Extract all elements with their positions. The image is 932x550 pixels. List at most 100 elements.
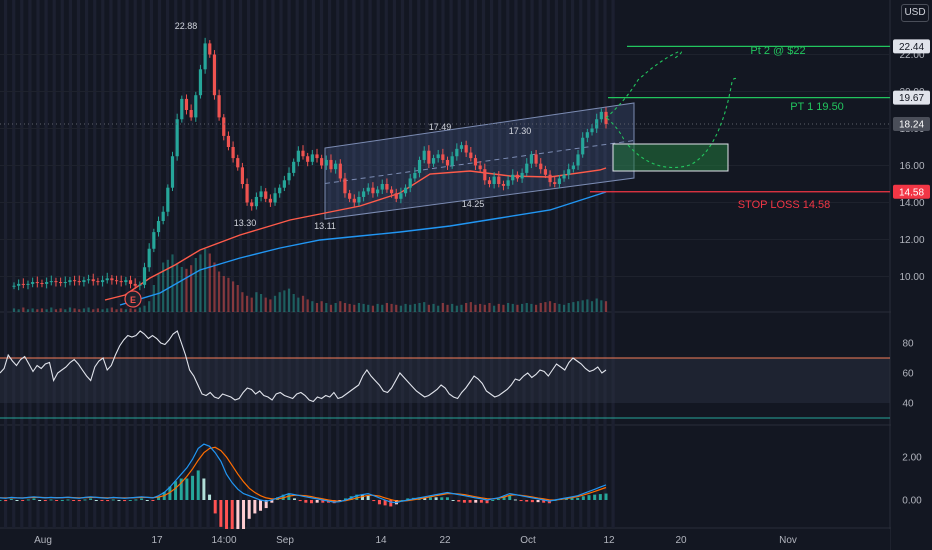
macd-histogram-bar xyxy=(140,498,144,500)
macd-histogram-bar xyxy=(123,500,127,502)
candle-body xyxy=(100,280,105,283)
session-stripe xyxy=(109,0,113,528)
price-callout: 14.25 xyxy=(462,199,485,209)
volume-bar xyxy=(171,254,174,312)
volume-bar xyxy=(166,259,169,312)
session-stripe xyxy=(182,0,186,528)
volume-bar xyxy=(255,292,258,312)
candle-body xyxy=(324,159,328,166)
volume-bar xyxy=(185,268,188,312)
volume-bar xyxy=(283,290,286,312)
macd-histogram-bar xyxy=(479,500,483,503)
candle-body xyxy=(203,43,207,70)
macd-histogram-bar xyxy=(598,494,602,500)
macd-histogram-bar xyxy=(55,500,59,501)
session-stripe xyxy=(157,0,162,528)
volume-bar xyxy=(534,304,538,312)
currency-selector[interactable]: USD xyxy=(901,4,929,22)
volume-bar xyxy=(190,265,193,312)
candle-body xyxy=(445,159,450,166)
projection-path xyxy=(627,77,739,169)
price-channel xyxy=(324,102,635,220)
volume-bar xyxy=(427,304,430,312)
candle-body xyxy=(222,117,226,136)
candle-body xyxy=(464,145,468,153)
volume-bar xyxy=(390,303,393,312)
macd-histogram-bar xyxy=(26,499,30,501)
moving-averages xyxy=(104,167,607,306)
candle-body xyxy=(487,180,492,184)
macd-histogram-bar xyxy=(264,500,268,509)
volume-bar xyxy=(595,298,598,312)
candle-body xyxy=(436,154,440,159)
session-stripe xyxy=(328,0,332,528)
candle-body xyxy=(259,191,263,197)
volume-bar xyxy=(432,303,435,312)
volume-bar xyxy=(353,304,356,312)
price-labels: 22.88 17.49 17.30 13.30 13.11 14.25 E xyxy=(124,21,531,308)
macd-tick-label: 0.00 xyxy=(902,496,922,507)
candle-body xyxy=(254,196,258,207)
candle-body xyxy=(511,174,515,181)
time-tick-label: 12 xyxy=(603,535,615,546)
candle-body xyxy=(96,281,100,283)
volume-bar xyxy=(320,301,323,312)
volume-bar xyxy=(520,303,524,312)
macd-histogram-bar xyxy=(389,500,393,507)
macd-histogram-bar xyxy=(21,500,25,501)
session-stripe xyxy=(449,0,453,528)
macd-histogram-bar xyxy=(513,499,517,501)
volume-bar xyxy=(12,308,16,312)
price-tick-label: 16.00 xyxy=(899,161,924,172)
volume-bar xyxy=(162,262,165,312)
macd-histogram-bar xyxy=(293,498,297,500)
candle-body xyxy=(72,280,77,282)
session-stripe xyxy=(287,0,291,528)
macd-histogram-bar xyxy=(15,500,19,501)
session-stripe xyxy=(498,0,502,528)
session-stripe xyxy=(52,0,56,528)
session-stripe xyxy=(441,0,445,528)
volume-bar xyxy=(516,304,519,312)
volume-bar xyxy=(558,303,561,312)
session-stripe xyxy=(457,0,461,528)
candle-body xyxy=(357,196,361,203)
macd-histogram-bar xyxy=(168,486,172,500)
candle-body xyxy=(264,191,268,199)
candle-body xyxy=(161,211,165,221)
candle-body xyxy=(455,148,459,157)
candle-body xyxy=(306,156,310,162)
macd-histogram-bar xyxy=(196,470,200,500)
volume-bar xyxy=(362,303,365,312)
volume-bar xyxy=(213,262,216,312)
macd-histogram-bar xyxy=(360,495,364,500)
candle-body xyxy=(12,285,16,287)
macd-histogram-bar xyxy=(9,498,13,500)
candle-body xyxy=(170,156,175,188)
volume-bar xyxy=(26,309,30,312)
volume-bar xyxy=(576,301,580,312)
volume-bar xyxy=(68,307,72,312)
volume-bar xyxy=(511,303,514,312)
price-tag-label: 22.44 xyxy=(899,42,924,53)
volume-bar xyxy=(194,258,197,312)
macd-histogram-bar xyxy=(134,499,138,501)
candle-body xyxy=(114,280,119,282)
session-stripe xyxy=(571,0,575,528)
time-tick-label: Aug xyxy=(34,535,52,546)
volume-bar xyxy=(334,303,337,312)
candle-body xyxy=(54,281,58,283)
session-stripe xyxy=(141,0,145,528)
candle-body xyxy=(287,172,291,181)
volume-bar xyxy=(143,305,146,312)
candle-body xyxy=(348,193,352,199)
volume-bar xyxy=(371,305,375,312)
volume-bar xyxy=(306,299,309,312)
time-tick-label: 22 xyxy=(439,535,451,546)
volume-bar xyxy=(493,305,496,312)
volume-bar xyxy=(502,304,505,312)
volume-bar xyxy=(590,301,594,312)
session-stripe xyxy=(392,0,396,528)
volume-bar xyxy=(446,304,449,312)
candle-body xyxy=(375,189,380,194)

-- WORK TO DO --
Could you reproduce every line of the data above word for word, leaving out the picture?

-- FINISHED TASK --
Extract all elements with their positions. The image is 932x550 pixels. List at most 100 elements.
macd-histogram-bar xyxy=(140,498,144,500)
macd-histogram-bar xyxy=(123,500,127,502)
candle-body xyxy=(100,280,105,283)
session-stripe xyxy=(109,0,113,528)
price-callout: 14.25 xyxy=(462,199,485,209)
volume-bar xyxy=(171,254,174,312)
volume-bar xyxy=(166,259,169,312)
session-stripe xyxy=(182,0,186,528)
volume-bar xyxy=(255,292,258,312)
candle-body xyxy=(324,159,328,166)
volume-bar xyxy=(185,268,188,312)
volume-bar xyxy=(283,290,286,312)
macd-histogram-bar xyxy=(479,500,483,503)
candle-body xyxy=(203,43,207,70)
macd-histogram-bar xyxy=(598,494,602,500)
macd-histogram-bar xyxy=(55,500,59,501)
session-stripe xyxy=(157,0,162,528)
volume-bar xyxy=(534,304,538,312)
currency-selector[interactable]: USD xyxy=(901,4,929,22)
volume-bar xyxy=(190,265,193,312)
candle-body xyxy=(445,159,450,166)
projection-path xyxy=(627,77,739,169)
price-channel xyxy=(324,102,635,220)
volume-bar xyxy=(427,304,430,312)
candle-body xyxy=(222,117,226,136)
candle-body xyxy=(464,145,468,153)
volume-bar xyxy=(390,303,393,312)
macd-histogram-bar xyxy=(26,499,30,501)
moving-averages xyxy=(104,167,607,306)
candle-body xyxy=(487,180,492,184)
macd-histogram-bar xyxy=(264,500,268,509)
volume-bar xyxy=(595,298,598,312)
candle-body xyxy=(436,154,440,159)
session-stripe xyxy=(328,0,332,528)
candle-body xyxy=(259,191,263,197)
volume-bar xyxy=(432,303,435,312)
volume-bar xyxy=(353,304,356,312)
price-labels: 22.88 17.49 17.30 13.30 13.11 14.25 E xyxy=(124,21,531,308)
macd-tick-label: 0.00 xyxy=(902,496,922,507)
candle-body xyxy=(254,196,258,207)
candle-body xyxy=(511,174,515,181)
time-tick-label: 12 xyxy=(603,535,615,546)
candle-body xyxy=(96,281,100,283)
volume-bar xyxy=(320,301,323,312)
volume-bar xyxy=(520,303,524,312)
macd-histogram-bar xyxy=(389,500,393,507)
macd-histogram-bar xyxy=(21,500,25,501)
session-stripe xyxy=(449,0,453,528)
macd-histogram-bar xyxy=(513,499,517,501)
volume-bar xyxy=(12,308,16,312)
price-tick-label: 16.00 xyxy=(899,161,924,172)
volume-bar xyxy=(162,262,165,312)
macd-histogram-bar xyxy=(293,498,297,500)
candle-body xyxy=(72,280,77,282)
session-stripe xyxy=(287,0,291,528)
macd-histogram-bar xyxy=(15,500,19,501)
session-stripe xyxy=(498,0,502,528)
session-stripe xyxy=(52,0,56,528)
session-stripe xyxy=(441,0,445,528)
volume-bar xyxy=(516,304,519,312)
volume-bar xyxy=(558,303,561,312)
session-stripe xyxy=(457,0,461,528)
candle-body xyxy=(357,196,361,203)
macd-histogram-bar xyxy=(168,486,172,500)
candle-body xyxy=(264,191,268,199)
candle-body xyxy=(161,211,165,221)
candle-body xyxy=(455,148,459,157)
candle-body xyxy=(306,156,310,162)
macd-histogram-bar xyxy=(196,470,200,500)
volume-bar xyxy=(362,303,365,312)
volume-bar xyxy=(213,262,216,312)
macd-histogram-bar xyxy=(360,495,364,500)
candle-body xyxy=(12,285,16,287)
macd-histogram-bar xyxy=(9,498,13,500)
candle-body xyxy=(170,156,175,188)
volume-bar xyxy=(26,309,30,312)
volume-bar xyxy=(576,301,580,312)
volume-bar xyxy=(68,307,72,312)
volume-bar xyxy=(511,303,514,312)
price-tag-label: 22.44 xyxy=(899,42,924,53)
volume-bar xyxy=(194,258,197,312)
macd-histogram-bar xyxy=(134,499,138,501)
candle-body xyxy=(114,280,119,282)
session-stripe xyxy=(571,0,575,528)
time-tick-label: Aug xyxy=(34,535,52,546)
volume-bar xyxy=(334,303,337,312)
candle-body xyxy=(54,281,58,283)
session-stripe xyxy=(141,0,145,528)
candle-body xyxy=(287,172,291,181)
volume-bar xyxy=(143,305,146,312)
candle-body xyxy=(348,193,352,199)
volume-bar xyxy=(371,305,375,312)
volume-bar xyxy=(306,299,309,312)
time-tick-label: 22 xyxy=(439,535,451,546)
volume-bar xyxy=(493,305,496,312)
volume-bar xyxy=(502,304,505,312)
volume-bar xyxy=(590,301,594,312)
session-stripe xyxy=(392,0,396,528)
volume-bar xyxy=(446,304,449,312)
candle-body xyxy=(375,189,380,194)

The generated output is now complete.